[EXERCISE PROMPT] Set down exactly, and only, the lines from the one with "Give me the" to the final line of the entries, both included.

[DATA FOR PROCESSING]

=-=-=-=-=

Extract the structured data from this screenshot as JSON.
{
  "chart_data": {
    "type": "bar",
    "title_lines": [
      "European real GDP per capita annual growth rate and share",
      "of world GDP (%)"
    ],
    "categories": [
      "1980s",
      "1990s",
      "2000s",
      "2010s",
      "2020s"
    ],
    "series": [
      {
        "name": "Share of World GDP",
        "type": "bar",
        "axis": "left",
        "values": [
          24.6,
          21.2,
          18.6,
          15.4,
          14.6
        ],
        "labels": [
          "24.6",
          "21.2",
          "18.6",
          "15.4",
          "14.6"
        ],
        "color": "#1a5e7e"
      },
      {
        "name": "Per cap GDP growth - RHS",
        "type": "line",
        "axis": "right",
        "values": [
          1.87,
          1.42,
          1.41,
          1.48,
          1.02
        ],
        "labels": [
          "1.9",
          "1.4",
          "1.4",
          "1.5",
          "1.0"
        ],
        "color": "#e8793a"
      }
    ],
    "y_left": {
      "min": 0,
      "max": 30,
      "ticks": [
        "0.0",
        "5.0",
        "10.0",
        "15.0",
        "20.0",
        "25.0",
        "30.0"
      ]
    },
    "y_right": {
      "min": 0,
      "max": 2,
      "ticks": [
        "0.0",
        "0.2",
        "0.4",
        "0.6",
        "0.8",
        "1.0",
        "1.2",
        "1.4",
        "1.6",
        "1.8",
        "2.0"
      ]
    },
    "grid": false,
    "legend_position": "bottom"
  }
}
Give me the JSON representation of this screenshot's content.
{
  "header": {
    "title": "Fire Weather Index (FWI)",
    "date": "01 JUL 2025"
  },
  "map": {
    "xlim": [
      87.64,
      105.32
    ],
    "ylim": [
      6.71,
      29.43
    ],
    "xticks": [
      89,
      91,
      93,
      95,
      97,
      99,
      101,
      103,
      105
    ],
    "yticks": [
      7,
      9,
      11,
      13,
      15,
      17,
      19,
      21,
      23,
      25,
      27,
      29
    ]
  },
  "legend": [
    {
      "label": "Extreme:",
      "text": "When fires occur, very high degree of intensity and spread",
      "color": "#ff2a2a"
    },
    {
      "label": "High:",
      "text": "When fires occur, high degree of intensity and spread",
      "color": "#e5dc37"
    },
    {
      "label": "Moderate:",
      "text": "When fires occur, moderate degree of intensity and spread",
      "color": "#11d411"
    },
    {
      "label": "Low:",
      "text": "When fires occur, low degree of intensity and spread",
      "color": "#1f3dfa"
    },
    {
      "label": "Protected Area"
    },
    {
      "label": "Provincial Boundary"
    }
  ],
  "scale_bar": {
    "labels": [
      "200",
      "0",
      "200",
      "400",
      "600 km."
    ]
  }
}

=-=-=-=-=

[CORRECT ANSWER]
Give me the JSON representation of this screenshot's content.
{
  "header": {
    "title": "Fire Weather Index (FWI)",
    "date": "01 JUL 2025"
  },
  "map": {
    "xlim": [
      87.64,
      105.32
    ],
    "ylim": [
      6.71,
      29.43
    ],
    "xticks": [
      89,
      91,
      93,
      95,
      97,
      99,
      101,
      103,
      105
    ],
    "yticks": [
      7,
      9,
      11,
      13,
      15,
      17,
      19,
      21,
      23,
      25,
      27,
      29
    ]
  },
  "legend": [
    {
      "label": "Extreme:",
      "text": "When fires occur, very high degree of intensity and spread",
      "color": "#ff2a2a"
    },
    {
      "label": "High:",
      "text": "When fires occur, high degree of intensity and spread",
      "color": "#e5dc37"
    },
    {
      "label": "Moderate:",
      "text": "When fires occur, moderate degree of intensity and spread",
      "color": "#11d411"
    },
    {
      "label": "Low:",
      "text": "When fires occur, low degree of intensity and spread",
      "color": "#1f3dfa"
    },
    {
      "label": "Protected Area"
    },
    {
      "label": "Provincial Boundary"
    }
  ],
  "scale_bar": {
    "labels": [
      "200",
      "0",
      "200",
      "400",
      "600 km."
    ]
  }
}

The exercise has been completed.